WHAT TO DO >> All of the entries must be reproduced exactly, with no images carried over.
++++
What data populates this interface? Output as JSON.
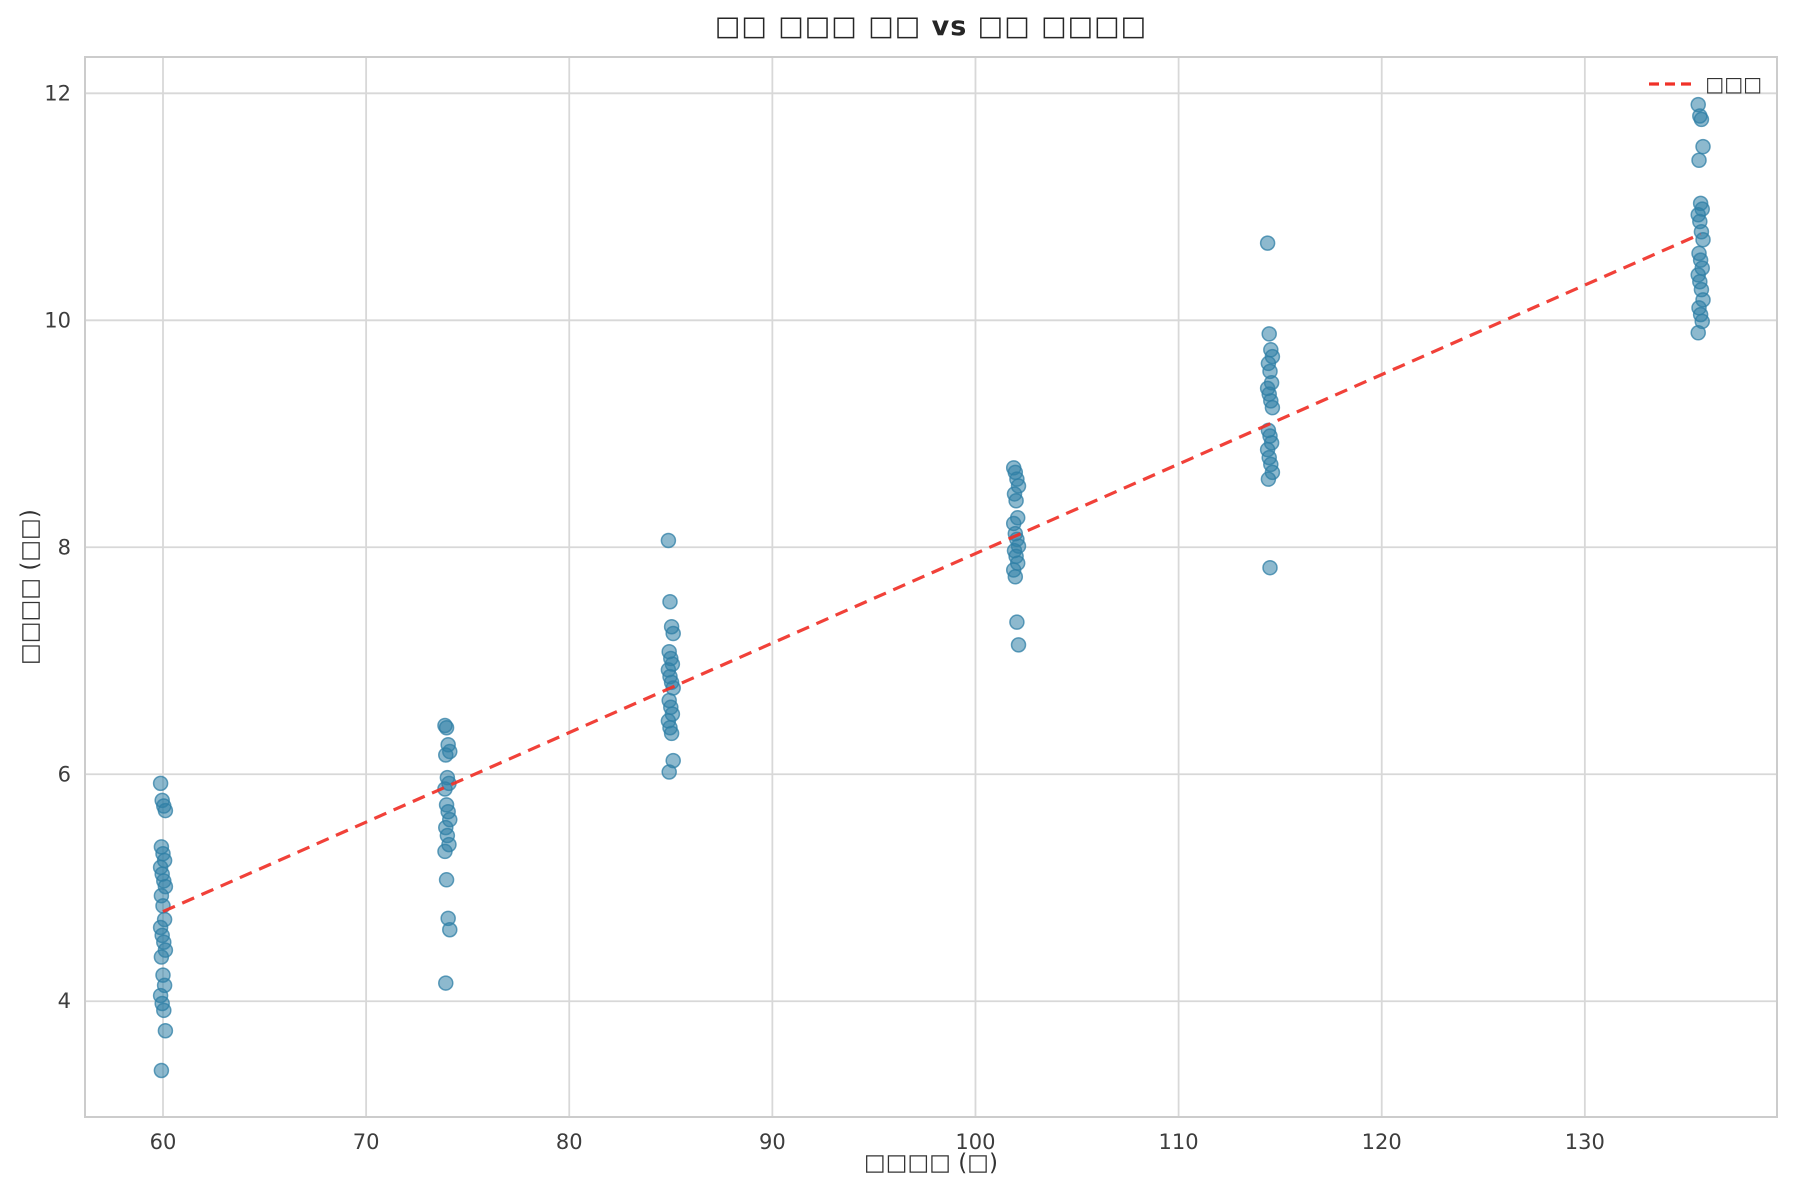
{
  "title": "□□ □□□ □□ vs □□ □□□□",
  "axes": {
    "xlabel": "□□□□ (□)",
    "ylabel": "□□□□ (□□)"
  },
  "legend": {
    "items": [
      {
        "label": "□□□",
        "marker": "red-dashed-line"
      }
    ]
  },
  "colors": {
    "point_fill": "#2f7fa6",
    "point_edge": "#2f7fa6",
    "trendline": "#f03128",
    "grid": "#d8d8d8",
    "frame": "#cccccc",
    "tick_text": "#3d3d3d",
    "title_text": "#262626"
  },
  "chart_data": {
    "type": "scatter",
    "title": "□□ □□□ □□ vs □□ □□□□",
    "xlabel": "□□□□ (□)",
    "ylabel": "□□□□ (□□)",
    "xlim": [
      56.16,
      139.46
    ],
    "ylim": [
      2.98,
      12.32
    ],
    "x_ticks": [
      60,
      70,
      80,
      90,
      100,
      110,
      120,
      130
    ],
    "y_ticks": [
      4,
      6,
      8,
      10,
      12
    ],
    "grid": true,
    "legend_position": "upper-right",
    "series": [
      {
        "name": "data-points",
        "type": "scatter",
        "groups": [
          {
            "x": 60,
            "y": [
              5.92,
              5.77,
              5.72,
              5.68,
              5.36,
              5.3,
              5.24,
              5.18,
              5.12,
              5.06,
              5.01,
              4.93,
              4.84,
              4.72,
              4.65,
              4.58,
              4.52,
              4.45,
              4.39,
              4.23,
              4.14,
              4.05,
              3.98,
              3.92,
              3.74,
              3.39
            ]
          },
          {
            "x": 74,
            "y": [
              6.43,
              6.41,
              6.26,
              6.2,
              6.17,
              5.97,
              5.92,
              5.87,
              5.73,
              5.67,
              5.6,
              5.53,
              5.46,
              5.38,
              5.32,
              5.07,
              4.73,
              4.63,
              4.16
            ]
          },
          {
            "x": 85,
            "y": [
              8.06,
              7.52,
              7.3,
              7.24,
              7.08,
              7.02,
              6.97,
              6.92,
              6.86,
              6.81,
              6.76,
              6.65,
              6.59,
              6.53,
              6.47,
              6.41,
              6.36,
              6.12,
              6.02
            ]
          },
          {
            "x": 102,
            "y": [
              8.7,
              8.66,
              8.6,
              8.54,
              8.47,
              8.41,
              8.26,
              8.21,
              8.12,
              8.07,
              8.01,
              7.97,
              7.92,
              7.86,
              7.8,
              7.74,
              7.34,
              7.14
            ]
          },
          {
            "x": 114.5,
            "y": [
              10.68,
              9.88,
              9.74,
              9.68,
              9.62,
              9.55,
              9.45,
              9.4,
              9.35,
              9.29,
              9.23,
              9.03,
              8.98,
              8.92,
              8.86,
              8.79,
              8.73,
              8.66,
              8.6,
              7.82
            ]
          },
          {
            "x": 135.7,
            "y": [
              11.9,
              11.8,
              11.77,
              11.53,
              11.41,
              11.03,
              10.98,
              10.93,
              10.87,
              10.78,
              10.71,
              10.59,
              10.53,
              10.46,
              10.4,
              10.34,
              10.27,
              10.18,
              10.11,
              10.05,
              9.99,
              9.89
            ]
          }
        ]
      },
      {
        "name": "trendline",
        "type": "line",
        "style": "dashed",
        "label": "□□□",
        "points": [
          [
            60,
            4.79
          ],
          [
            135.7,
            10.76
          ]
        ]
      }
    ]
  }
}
++++
ANSWER BELOW >>
What data populates this interface? Output as JSON.
{
  "title": "□□ □□□ □□ vs □□ □□□□",
  "axes": {
    "xlabel": "□□□□ (□)",
    "ylabel": "□□□□ (□□)"
  },
  "legend": {
    "items": [
      {
        "label": "□□□",
        "marker": "red-dashed-line"
      }
    ]
  },
  "colors": {
    "point_fill": "#2f7fa6",
    "point_edge": "#2f7fa6",
    "trendline": "#f03128",
    "grid": "#d8d8d8",
    "frame": "#cccccc",
    "tick_text": "#3d3d3d",
    "title_text": "#262626"
  },
  "chart_data": {
    "type": "scatter",
    "title": "□□ □□□ □□ vs □□ □□□□",
    "xlabel": "□□□□ (□)",
    "ylabel": "□□□□ (□□)",
    "xlim": [
      56.16,
      139.46
    ],
    "ylim": [
      2.98,
      12.32
    ],
    "x_ticks": [
      60,
      70,
      80,
      90,
      100,
      110,
      120,
      130
    ],
    "y_ticks": [
      4,
      6,
      8,
      10,
      12
    ],
    "grid": true,
    "legend_position": "upper-right",
    "series": [
      {
        "name": "data-points",
        "type": "scatter",
        "groups": [
          {
            "x": 60,
            "y": [
              5.92,
              5.77,
              5.72,
              5.68,
              5.36,
              5.3,
              5.24,
              5.18,
              5.12,
              5.06,
              5.01,
              4.93,
              4.84,
              4.72,
              4.65,
              4.58,
              4.52,
              4.45,
              4.39,
              4.23,
              4.14,
              4.05,
              3.98,
              3.92,
              3.74,
              3.39
            ]
          },
          {
            "x": 74,
            "y": [
              6.43,
              6.41,
              6.26,
              6.2,
              6.17,
              5.97,
              5.92,
              5.87,
              5.73,
              5.67,
              5.6,
              5.53,
              5.46,
              5.38,
              5.32,
              5.07,
              4.73,
              4.63,
              4.16
            ]
          },
          {
            "x": 85,
            "y": [
              8.06,
              7.52,
              7.3,
              7.24,
              7.08,
              7.02,
              6.97,
              6.92,
              6.86,
              6.81,
              6.76,
              6.65,
              6.59,
              6.53,
              6.47,
              6.41,
              6.36,
              6.12,
              6.02
            ]
          },
          {
            "x": 102,
            "y": [
              8.7,
              8.66,
              8.6,
              8.54,
              8.47,
              8.41,
              8.26,
              8.21,
              8.12,
              8.07,
              8.01,
              7.97,
              7.92,
              7.86,
              7.8,
              7.74,
              7.34,
              7.14
            ]
          },
          {
            "x": 114.5,
            "y": [
              10.68,
              9.88,
              9.74,
              9.68,
              9.62,
              9.55,
              9.45,
              9.4,
              9.35,
              9.29,
              9.23,
              9.03,
              8.98,
              8.92,
              8.86,
              8.79,
              8.73,
              8.66,
              8.6,
              7.82
            ]
          },
          {
            "x": 135.7,
            "y": [
              11.9,
              11.8,
              11.77,
              11.53,
              11.41,
              11.03,
              10.98,
              10.93,
              10.87,
              10.78,
              10.71,
              10.59,
              10.53,
              10.46,
              10.4,
              10.34,
              10.27,
              10.18,
              10.11,
              10.05,
              9.99,
              9.89
            ]
          }
        ]
      },
      {
        "name": "trendline",
        "type": "line",
        "style": "dashed",
        "label": "□□□",
        "points": [
          [
            60,
            4.79
          ],
          [
            135.7,
            10.76
          ]
        ]
      }
    ]
  }
}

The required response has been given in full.